-- SOURCE RECORDS start --

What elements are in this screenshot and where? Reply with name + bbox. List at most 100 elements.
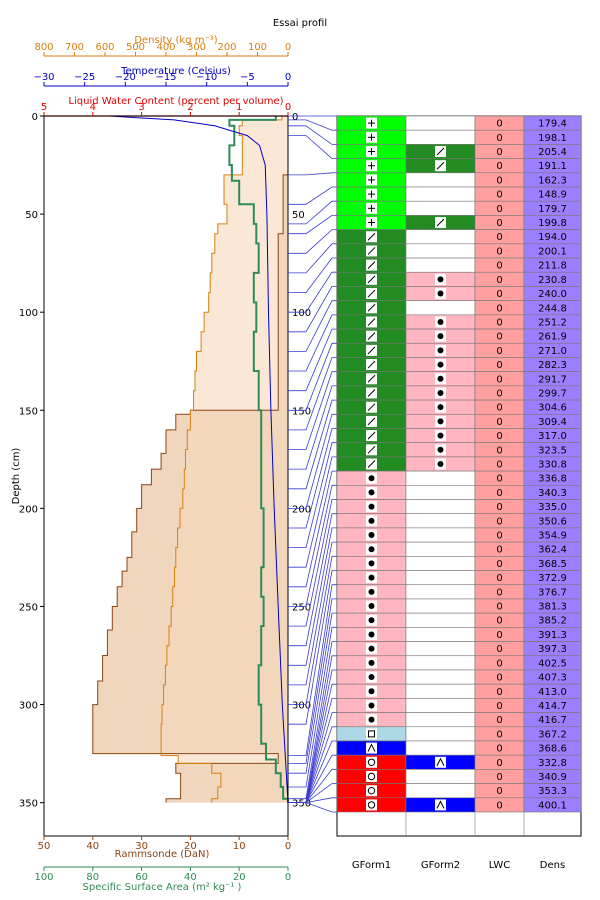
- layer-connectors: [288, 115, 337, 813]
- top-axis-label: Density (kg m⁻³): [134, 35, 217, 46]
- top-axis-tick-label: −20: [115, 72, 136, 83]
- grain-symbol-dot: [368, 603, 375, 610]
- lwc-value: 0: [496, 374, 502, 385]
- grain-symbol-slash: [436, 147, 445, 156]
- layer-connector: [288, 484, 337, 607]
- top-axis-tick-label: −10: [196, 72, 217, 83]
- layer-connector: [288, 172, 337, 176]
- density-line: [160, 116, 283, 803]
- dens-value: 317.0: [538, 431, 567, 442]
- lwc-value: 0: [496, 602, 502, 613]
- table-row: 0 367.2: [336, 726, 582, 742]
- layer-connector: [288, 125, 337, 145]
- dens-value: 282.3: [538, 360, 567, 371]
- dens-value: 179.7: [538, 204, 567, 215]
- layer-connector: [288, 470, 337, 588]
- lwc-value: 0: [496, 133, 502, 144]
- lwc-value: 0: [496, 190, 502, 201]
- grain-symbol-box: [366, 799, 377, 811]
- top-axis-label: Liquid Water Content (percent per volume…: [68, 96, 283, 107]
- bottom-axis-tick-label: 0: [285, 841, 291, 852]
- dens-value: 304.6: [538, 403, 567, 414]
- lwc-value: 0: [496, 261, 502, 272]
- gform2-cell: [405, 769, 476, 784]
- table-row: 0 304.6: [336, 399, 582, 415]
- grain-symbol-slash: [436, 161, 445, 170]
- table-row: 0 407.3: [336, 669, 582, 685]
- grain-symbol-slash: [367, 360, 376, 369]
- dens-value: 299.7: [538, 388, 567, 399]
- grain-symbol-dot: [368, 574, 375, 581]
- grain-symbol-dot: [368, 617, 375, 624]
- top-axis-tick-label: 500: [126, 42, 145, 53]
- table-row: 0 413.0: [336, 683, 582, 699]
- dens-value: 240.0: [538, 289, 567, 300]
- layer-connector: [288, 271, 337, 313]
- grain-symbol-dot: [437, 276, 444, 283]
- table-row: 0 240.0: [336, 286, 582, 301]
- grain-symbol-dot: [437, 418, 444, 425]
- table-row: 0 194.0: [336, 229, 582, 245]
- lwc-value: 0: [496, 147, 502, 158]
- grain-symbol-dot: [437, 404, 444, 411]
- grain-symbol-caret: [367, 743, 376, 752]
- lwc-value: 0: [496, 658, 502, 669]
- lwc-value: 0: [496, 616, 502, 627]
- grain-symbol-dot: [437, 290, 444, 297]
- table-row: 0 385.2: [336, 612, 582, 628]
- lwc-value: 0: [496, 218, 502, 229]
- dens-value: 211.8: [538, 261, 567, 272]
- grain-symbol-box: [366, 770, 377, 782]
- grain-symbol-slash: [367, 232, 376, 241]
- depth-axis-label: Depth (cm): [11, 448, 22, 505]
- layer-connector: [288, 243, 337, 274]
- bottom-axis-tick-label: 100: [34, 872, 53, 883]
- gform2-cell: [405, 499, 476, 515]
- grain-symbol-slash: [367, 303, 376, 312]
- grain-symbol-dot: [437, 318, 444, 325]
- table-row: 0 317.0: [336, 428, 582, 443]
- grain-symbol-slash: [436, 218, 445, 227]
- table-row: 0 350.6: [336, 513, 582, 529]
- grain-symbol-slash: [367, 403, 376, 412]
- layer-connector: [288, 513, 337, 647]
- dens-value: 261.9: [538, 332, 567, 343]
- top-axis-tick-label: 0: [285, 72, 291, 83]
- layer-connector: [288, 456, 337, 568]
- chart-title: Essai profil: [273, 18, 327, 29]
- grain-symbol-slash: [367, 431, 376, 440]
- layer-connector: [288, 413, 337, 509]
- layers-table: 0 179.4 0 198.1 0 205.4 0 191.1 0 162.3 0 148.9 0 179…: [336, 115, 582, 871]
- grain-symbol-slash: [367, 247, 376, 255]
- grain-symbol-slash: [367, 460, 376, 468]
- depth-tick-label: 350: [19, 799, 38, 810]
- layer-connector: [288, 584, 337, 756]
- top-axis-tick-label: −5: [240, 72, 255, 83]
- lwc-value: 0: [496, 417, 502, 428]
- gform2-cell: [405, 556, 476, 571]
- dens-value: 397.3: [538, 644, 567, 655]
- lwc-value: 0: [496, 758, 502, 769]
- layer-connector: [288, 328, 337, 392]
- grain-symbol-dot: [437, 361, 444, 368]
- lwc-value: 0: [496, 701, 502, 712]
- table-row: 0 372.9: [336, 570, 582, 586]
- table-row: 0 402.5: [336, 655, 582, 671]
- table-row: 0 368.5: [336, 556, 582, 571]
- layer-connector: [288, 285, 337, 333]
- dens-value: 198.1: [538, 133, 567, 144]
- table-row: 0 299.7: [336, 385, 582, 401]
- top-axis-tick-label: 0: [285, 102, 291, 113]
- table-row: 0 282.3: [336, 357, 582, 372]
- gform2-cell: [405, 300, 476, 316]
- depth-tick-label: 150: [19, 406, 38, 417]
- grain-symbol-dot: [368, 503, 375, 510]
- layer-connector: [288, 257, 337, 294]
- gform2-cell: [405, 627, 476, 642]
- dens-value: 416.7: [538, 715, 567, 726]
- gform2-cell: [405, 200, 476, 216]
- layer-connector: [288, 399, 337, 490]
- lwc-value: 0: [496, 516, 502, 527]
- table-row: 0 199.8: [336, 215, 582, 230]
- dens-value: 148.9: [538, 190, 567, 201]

-- SOURCE RECORDS end --

* WHAT TO WORK ON *
Copy all of the material above verbatim, omitting the pictures.

* TASK OUTPUT *
What elements are in this screenshot and where? Reply with name + bbox. List at most 100 elements.
- layer-connectors: [288, 115, 337, 813]
- top-axis-label: Density (kg m⁻³): [134, 35, 217, 46]
- top-axis-tick-label: −20: [115, 72, 136, 83]
- grain-symbol-dot: [368, 603, 375, 610]
- lwc-value: 0: [496, 374, 502, 385]
- grain-symbol-slash: [436, 147, 445, 156]
- layer-connector: [288, 484, 337, 607]
- top-axis-tick-label: −10: [196, 72, 217, 83]
- layer-connector: [288, 172, 337, 176]
- density-line: [160, 116, 283, 803]
- dens-value: 317.0: [538, 431, 567, 442]
- lwc-value: 0: [496, 602, 502, 613]
- table-row: 0 367.2: [336, 726, 582, 742]
- layer-connector: [288, 125, 337, 145]
- dens-value: 282.3: [538, 360, 567, 371]
- dens-value: 179.7: [538, 204, 567, 215]
- layer-connector: [288, 470, 337, 588]
- lwc-value: 0: [496, 133, 502, 144]
- lwc-value: 0: [496, 190, 502, 201]
- grain-symbol-box: [366, 799, 377, 811]
- top-axis-label: Liquid Water Content (percent per volume…: [68, 96, 283, 107]
- bottom-axis-tick-label: 0: [285, 841, 291, 852]
- dens-value: 304.6: [538, 403, 567, 414]
- lwc-value: 0: [496, 261, 502, 272]
- gform2-cell: [405, 769, 476, 784]
- table-row: 0 304.6: [336, 399, 582, 415]
- grain-symbol-slash: [436, 161, 445, 170]
- table-row: 0 407.3: [336, 669, 582, 685]
- grain-symbol-slash: [367, 360, 376, 369]
- dens-value: 299.7: [538, 388, 567, 399]
- grain-symbol-dot: [368, 574, 375, 581]
- grain-symbol-dot: [368, 617, 375, 624]
- top-axis-tick-label: 500: [126, 42, 145, 53]
- table-row: 0 413.0: [336, 683, 582, 699]
- dens-value: 240.0: [538, 289, 567, 300]
- layer-connector: [288, 271, 337, 313]
- grain-symbol-dot: [437, 276, 444, 283]
- table-row: 0 240.0: [336, 286, 582, 301]
- grain-symbol-dot: [437, 418, 444, 425]
- table-row: 0 194.0: [336, 229, 582, 245]
- lwc-value: 0: [496, 147, 502, 158]
- grain-symbol-dot: [437, 404, 444, 411]
- grain-symbol-caret: [367, 743, 376, 752]
- lwc-value: 0: [496, 658, 502, 669]
- lwc-value: 0: [496, 616, 502, 627]
- grain-symbol-dot: [437, 290, 444, 297]
- table-row: 0 385.2: [336, 612, 582, 628]
- lwc-value: 0: [496, 218, 502, 229]
- dens-value: 211.8: [538, 261, 567, 272]
- grain-symbol-box: [366, 770, 377, 782]
- grain-symbol-slash: [367, 232, 376, 241]
- depth-axis-label: Depth (cm): [11, 448, 22, 505]
- layer-connector: [288, 243, 337, 274]
- bottom-axis-tick-label: 100: [34, 872, 53, 883]
- gform2-cell: [405, 499, 476, 515]
- grain-symbol-slash: [367, 303, 376, 312]
- grain-symbol-dot: [437, 318, 444, 325]
- table-row: 0 317.0: [336, 428, 582, 443]
- grain-symbol-slash: [436, 218, 445, 227]
- table-row: 0 350.6: [336, 513, 582, 529]
- grain-symbol-slash: [367, 403, 376, 412]
- layer-connector: [288, 513, 337, 647]
- dens-value: 261.9: [538, 332, 567, 343]
- top-axis-tick-label: 0: [285, 72, 291, 83]
- layer-connector: [288, 456, 337, 568]
- chart-title: Essai profil: [273, 18, 327, 29]
- grain-symbol-slash: [367, 431, 376, 440]
- layer-connector: [288, 413, 337, 509]
- layers-table: 0 179.4 0 198.1 0 205.4 0 191.1 0 162.3 0 148.9 0 179…: [336, 115, 582, 871]
- grain-symbol-slash: [367, 247, 376, 255]
- grain-symbol-slash: [367, 460, 376, 468]
- depth-tick-label: 350: [19, 799, 38, 810]
- layer-connector: [288, 584, 337, 756]
- top-axis-tick-label: −5: [240, 72, 255, 83]
- lwc-value: 0: [496, 417, 502, 428]
- gform2-cell: [405, 556, 476, 571]
- dens-value: 397.3: [538, 644, 567, 655]
- lwc-value: 0: [496, 758, 502, 769]
- layer-connector: [288, 328, 337, 392]
- grain-symbol-dot: [437, 361, 444, 368]
- lwc-value: 0: [496, 701, 502, 712]
- table-row: 0 372.9: [336, 570, 582, 586]
- table-row: 0 402.5: [336, 655, 582, 671]
- table-row: 0 368.5: [336, 556, 582, 571]
- layer-connector: [288, 285, 337, 333]
- dens-value: 198.1: [538, 133, 567, 144]
- table-row: 0 299.7: [336, 385, 582, 401]
- top-axis-tick-label: 0: [285, 102, 291, 113]
- table-row: 0 282.3: [336, 357, 582, 372]
- gform2-cell: [405, 300, 476, 316]
- depth-tick-label: 150: [19, 406, 38, 417]
- grain-symbol-dot: [368, 503, 375, 510]
- layer-connector: [288, 257, 337, 294]
- gform2-cell: [405, 627, 476, 642]
- dens-value: 416.7: [538, 715, 567, 726]
- gform2-cell: [405, 200, 476, 216]
- layer-connector: [288, 399, 337, 490]
- lwc-value: 0: [496, 516, 502, 527]
- table-row: 0 199.8: [336, 215, 582, 230]
- dens-value: 148.9: [538, 190, 567, 201]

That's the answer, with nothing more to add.